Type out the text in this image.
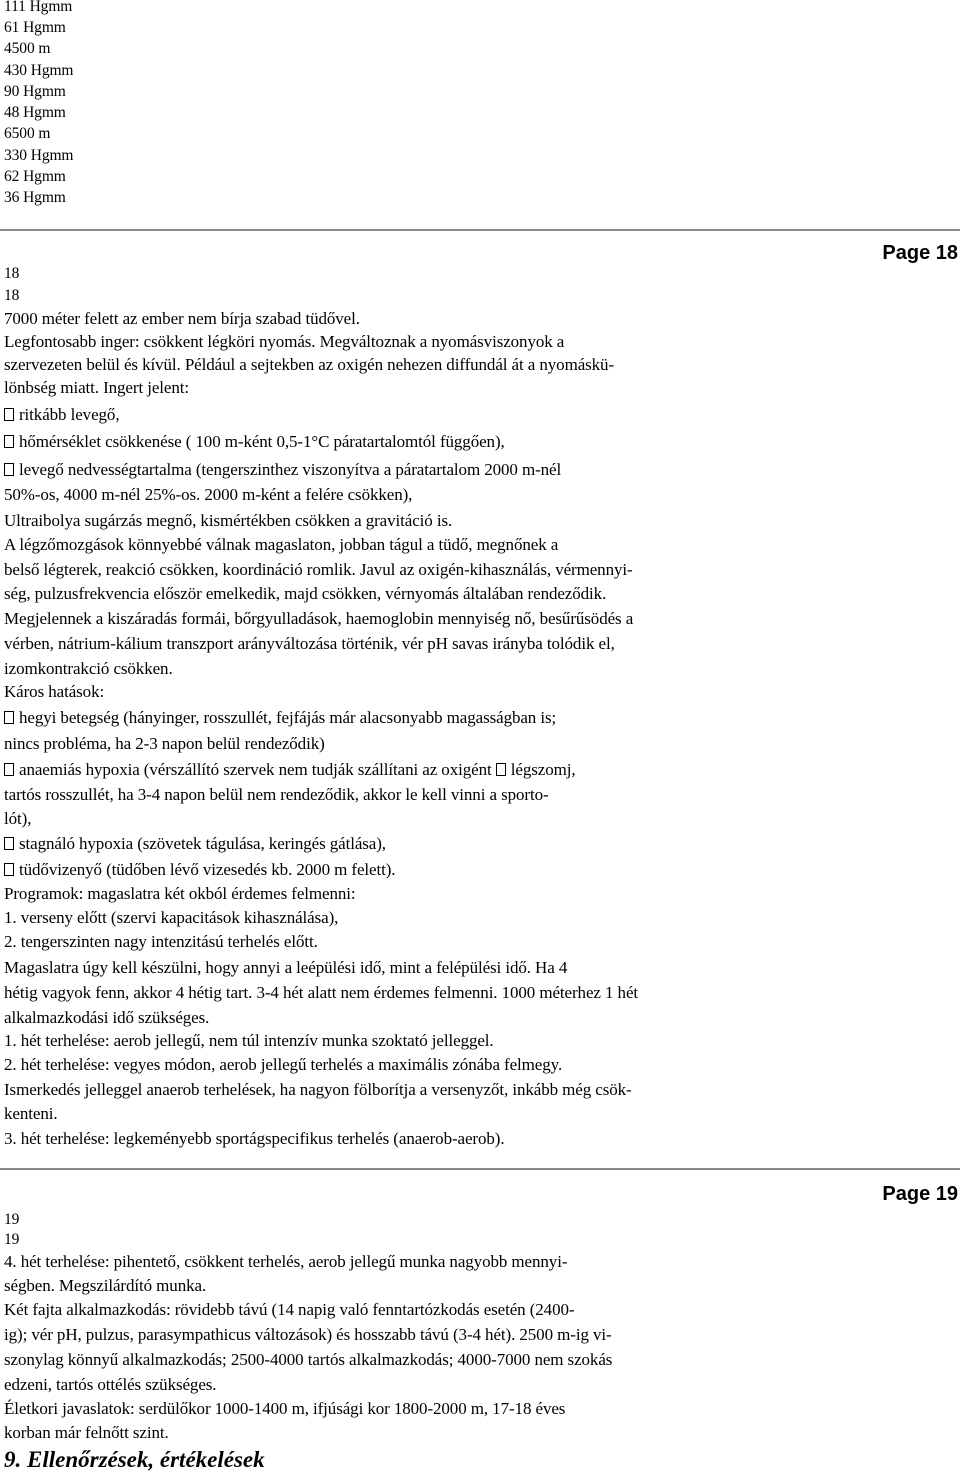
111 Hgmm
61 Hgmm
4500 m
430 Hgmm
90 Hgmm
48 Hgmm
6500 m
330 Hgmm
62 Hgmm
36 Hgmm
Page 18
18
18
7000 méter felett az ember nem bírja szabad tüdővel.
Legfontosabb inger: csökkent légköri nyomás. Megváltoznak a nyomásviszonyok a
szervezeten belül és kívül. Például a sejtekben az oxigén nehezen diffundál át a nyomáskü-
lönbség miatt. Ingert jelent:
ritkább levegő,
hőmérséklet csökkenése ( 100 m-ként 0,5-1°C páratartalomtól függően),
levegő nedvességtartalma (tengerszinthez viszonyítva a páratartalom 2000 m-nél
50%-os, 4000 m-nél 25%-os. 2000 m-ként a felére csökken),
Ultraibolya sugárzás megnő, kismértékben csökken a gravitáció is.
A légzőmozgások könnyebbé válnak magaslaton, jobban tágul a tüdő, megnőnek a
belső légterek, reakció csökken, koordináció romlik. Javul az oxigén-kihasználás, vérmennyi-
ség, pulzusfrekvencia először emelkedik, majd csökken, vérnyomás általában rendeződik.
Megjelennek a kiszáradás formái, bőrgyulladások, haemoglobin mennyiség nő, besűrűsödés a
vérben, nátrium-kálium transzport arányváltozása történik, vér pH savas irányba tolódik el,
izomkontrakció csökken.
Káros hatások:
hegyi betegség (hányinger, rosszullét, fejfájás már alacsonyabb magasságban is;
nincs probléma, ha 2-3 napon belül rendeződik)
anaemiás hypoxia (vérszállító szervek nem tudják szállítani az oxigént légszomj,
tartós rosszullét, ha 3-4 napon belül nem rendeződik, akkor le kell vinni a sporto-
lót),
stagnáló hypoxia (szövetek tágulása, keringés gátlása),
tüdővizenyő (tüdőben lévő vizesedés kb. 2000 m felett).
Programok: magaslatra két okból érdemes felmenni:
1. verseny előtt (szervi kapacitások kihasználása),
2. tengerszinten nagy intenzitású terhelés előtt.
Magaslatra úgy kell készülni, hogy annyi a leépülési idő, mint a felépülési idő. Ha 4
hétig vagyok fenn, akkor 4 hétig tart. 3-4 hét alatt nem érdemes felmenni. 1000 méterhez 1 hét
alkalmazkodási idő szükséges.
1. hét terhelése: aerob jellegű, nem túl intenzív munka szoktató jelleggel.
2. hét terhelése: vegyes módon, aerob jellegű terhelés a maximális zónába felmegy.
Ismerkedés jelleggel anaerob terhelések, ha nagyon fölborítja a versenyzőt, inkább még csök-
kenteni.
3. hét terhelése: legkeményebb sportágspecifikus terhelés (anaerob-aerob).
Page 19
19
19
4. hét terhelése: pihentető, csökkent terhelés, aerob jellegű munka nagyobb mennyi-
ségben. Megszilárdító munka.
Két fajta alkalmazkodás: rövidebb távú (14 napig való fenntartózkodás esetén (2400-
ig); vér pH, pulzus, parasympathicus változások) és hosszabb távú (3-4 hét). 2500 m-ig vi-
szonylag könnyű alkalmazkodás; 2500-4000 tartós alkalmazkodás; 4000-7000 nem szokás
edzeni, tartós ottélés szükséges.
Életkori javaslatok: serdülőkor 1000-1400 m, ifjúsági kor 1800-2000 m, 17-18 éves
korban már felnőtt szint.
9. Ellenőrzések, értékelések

- Task to carry out
Search the lines above for the string "napon" and copy each line that has it.

- Solution
nincs probléma, ha 2-3 napon belül rendeződik)
tartós rosszullét, ha 3-4 napon belül nem rendeződik, akkor le kell vinni a sporto-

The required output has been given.